━━━━━ Dataset rows

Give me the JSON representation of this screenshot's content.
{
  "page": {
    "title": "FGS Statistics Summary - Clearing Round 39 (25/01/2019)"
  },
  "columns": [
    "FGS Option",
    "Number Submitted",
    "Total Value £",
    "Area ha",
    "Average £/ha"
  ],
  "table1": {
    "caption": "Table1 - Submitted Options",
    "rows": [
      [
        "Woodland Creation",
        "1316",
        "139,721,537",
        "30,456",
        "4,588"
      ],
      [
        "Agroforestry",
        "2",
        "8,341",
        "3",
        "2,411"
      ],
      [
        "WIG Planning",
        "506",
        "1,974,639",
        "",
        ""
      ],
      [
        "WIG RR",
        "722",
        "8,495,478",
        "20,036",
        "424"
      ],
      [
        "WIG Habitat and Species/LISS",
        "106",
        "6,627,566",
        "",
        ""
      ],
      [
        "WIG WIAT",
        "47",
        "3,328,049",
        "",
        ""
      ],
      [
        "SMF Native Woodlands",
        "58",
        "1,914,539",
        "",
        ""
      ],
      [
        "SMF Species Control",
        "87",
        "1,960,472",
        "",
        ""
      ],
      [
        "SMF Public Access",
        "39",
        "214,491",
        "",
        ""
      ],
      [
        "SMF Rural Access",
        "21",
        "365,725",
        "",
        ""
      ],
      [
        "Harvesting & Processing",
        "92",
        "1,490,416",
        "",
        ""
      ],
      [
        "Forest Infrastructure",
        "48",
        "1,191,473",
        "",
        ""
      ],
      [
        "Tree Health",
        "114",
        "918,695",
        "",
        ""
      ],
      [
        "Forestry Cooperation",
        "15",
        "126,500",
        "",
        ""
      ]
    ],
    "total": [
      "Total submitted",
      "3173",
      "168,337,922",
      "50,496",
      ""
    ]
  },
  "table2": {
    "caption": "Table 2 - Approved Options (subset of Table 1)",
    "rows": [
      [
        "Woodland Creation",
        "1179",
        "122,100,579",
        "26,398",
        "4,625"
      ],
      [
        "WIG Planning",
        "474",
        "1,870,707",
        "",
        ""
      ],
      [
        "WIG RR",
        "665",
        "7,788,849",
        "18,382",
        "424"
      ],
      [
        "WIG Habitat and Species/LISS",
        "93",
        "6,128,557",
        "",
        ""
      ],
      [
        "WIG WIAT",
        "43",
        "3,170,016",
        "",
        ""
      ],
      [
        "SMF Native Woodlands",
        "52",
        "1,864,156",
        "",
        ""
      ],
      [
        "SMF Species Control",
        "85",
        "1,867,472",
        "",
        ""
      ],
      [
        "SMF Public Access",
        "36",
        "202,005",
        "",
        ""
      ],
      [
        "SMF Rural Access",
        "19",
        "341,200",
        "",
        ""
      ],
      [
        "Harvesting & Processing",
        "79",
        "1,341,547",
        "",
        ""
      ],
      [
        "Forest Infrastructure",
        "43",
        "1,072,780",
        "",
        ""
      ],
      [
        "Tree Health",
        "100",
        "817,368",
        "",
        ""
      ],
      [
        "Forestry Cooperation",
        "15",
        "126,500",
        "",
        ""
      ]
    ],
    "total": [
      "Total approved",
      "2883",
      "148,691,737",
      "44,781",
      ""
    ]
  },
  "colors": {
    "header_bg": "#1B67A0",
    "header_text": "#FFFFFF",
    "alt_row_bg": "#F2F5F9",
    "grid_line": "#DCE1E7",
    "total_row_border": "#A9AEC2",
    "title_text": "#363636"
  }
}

━━━━━━━━━━

*Problem description*
Write out every entry verbatim.

*Full output*
Give me the JSON representation of this screenshot's content.
{
  "page": {
    "title": "FGS Statistics Summary - Clearing Round 39 (25/01/2019)"
  },
  "columns": [
    "FGS Option",
    "Number Submitted",
    "Total Value £",
    "Area ha",
    "Average £/ha"
  ],
  "table1": {
    "caption": "Table1 - Submitted Options",
    "rows": [
      [
        "Woodland Creation",
        "1316",
        "139,721,537",
        "30,456",
        "4,588"
      ],
      [
        "Agroforestry",
        "2",
        "8,341",
        "3",
        "2,411"
      ],
      [
        "WIG Planning",
        "506",
        "1,974,639",
        "",
        ""
      ],
      [
        "WIG RR",
        "722",
        "8,495,478",
        "20,036",
        "424"
      ],
      [
        "WIG Habitat and Species/LISS",
        "106",
        "6,627,566",
        "",
        ""
      ],
      [
        "WIG WIAT",
        "47",
        "3,328,049",
        "",
        ""
      ],
      [
        "SMF Native Woodlands",
        "58",
        "1,914,539",
        "",
        ""
      ],
      [
        "SMF Species Control",
        "87",
        "1,960,472",
        "",
        ""
      ],
      [
        "SMF Public Access",
        "39",
        "214,491",
        "",
        ""
      ],
      [
        "SMF Rural Access",
        "21",
        "365,725",
        "",
        ""
      ],
      [
        "Harvesting & Processing",
        "92",
        "1,490,416",
        "",
        ""
      ],
      [
        "Forest Infrastructure",
        "48",
        "1,191,473",
        "",
        ""
      ],
      [
        "Tree Health",
        "114",
        "918,695",
        "",
        ""
      ],
      [
        "Forestry Cooperation",
        "15",
        "126,500",
        "",
        ""
      ]
    ],
    "total": [
      "Total submitted",
      "3173",
      "168,337,922",
      "50,496",
      ""
    ]
  },
  "table2": {
    "caption": "Table 2 - Approved Options (subset of Table 1)",
    "rows": [
      [
        "Woodland Creation",
        "1179",
        "122,100,579",
        "26,398",
        "4,625"
      ],
      [
        "WIG Planning",
        "474",
        "1,870,707",
        "",
        ""
      ],
      [
        "WIG RR",
        "665",
        "7,788,849",
        "18,382",
        "424"
      ],
      [
        "WIG Habitat and Species/LISS",
        "93",
        "6,128,557",
        "",
        ""
      ],
      [
        "WIG WIAT",
        "43",
        "3,170,016",
        "",
        ""
      ],
      [
        "SMF Native Woodlands",
        "52",
        "1,864,156",
        "",
        ""
      ],
      [
        "SMF Species Control",
        "85",
        "1,867,472",
        "",
        ""
      ],
      [
        "SMF Public Access",
        "36",
        "202,005",
        "",
        ""
      ],
      [
        "SMF Rural Access",
        "19",
        "341,200",
        "",
        ""
      ],
      [
        "Harvesting & Processing",
        "79",
        "1,341,547",
        "",
        ""
      ],
      [
        "Forest Infrastructure",
        "43",
        "1,072,780",
        "",
        ""
      ],
      [
        "Tree Health",
        "100",
        "817,368",
        "",
        ""
      ],
      [
        "Forestry Cooperation",
        "15",
        "126,500",
        "",
        ""
      ]
    ],
    "total": [
      "Total approved",
      "2883",
      "148,691,737",
      "44,781",
      ""
    ]
  },
  "colors": {
    "header_bg": "#1B67A0",
    "header_text": "#FFFFFF",
    "alt_row_bg": "#F2F5F9",
    "grid_line": "#DCE1E7",
    "total_row_border": "#A9AEC2",
    "title_text": "#363636"
  }
}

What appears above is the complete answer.